START Data excerpts
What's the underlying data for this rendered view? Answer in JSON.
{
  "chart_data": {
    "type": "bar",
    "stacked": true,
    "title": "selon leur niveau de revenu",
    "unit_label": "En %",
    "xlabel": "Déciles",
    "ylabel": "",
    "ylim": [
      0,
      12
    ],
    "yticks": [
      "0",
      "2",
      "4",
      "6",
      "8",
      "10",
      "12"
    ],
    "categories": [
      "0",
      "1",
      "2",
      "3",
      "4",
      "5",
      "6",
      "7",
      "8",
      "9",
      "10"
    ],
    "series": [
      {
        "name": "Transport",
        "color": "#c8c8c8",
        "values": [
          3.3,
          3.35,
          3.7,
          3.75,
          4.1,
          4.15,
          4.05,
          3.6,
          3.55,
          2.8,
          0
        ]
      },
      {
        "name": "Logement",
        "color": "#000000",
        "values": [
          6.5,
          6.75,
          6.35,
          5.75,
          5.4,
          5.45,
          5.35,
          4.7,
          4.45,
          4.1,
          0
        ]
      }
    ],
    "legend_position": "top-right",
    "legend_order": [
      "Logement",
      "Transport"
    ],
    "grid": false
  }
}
END Data excerpts
**Do this**
Output the whole listing above again, word for word.

**Solution**
What's the underlying data for this rendered view? Answer in JSON.
{
  "chart_data": {
    "type": "bar",
    "stacked": true,
    "title": "selon leur niveau de revenu",
    "unit_label": "En %",
    "xlabel": "Déciles",
    "ylabel": "",
    "ylim": [
      0,
      12
    ],
    "yticks": [
      "0",
      "2",
      "4",
      "6",
      "8",
      "10",
      "12"
    ],
    "categories": [
      "0",
      "1",
      "2",
      "3",
      "4",
      "5",
      "6",
      "7",
      "8",
      "9",
      "10"
    ],
    "series": [
      {
        "name": "Transport",
        "color": "#c8c8c8",
        "values": [
          3.3,
          3.35,
          3.7,
          3.75,
          4.1,
          4.15,
          4.05,
          3.6,
          3.55,
          2.8,
          0
        ]
      },
      {
        "name": "Logement",
        "color": "#000000",
        "values": [
          6.5,
          6.75,
          6.35,
          5.75,
          5.4,
          5.45,
          5.35,
          4.7,
          4.45,
          4.1,
          0
        ]
      }
    ],
    "legend_position": "top-right",
    "legend_order": [
      "Logement",
      "Transport"
    ],
    "grid": false
  }
}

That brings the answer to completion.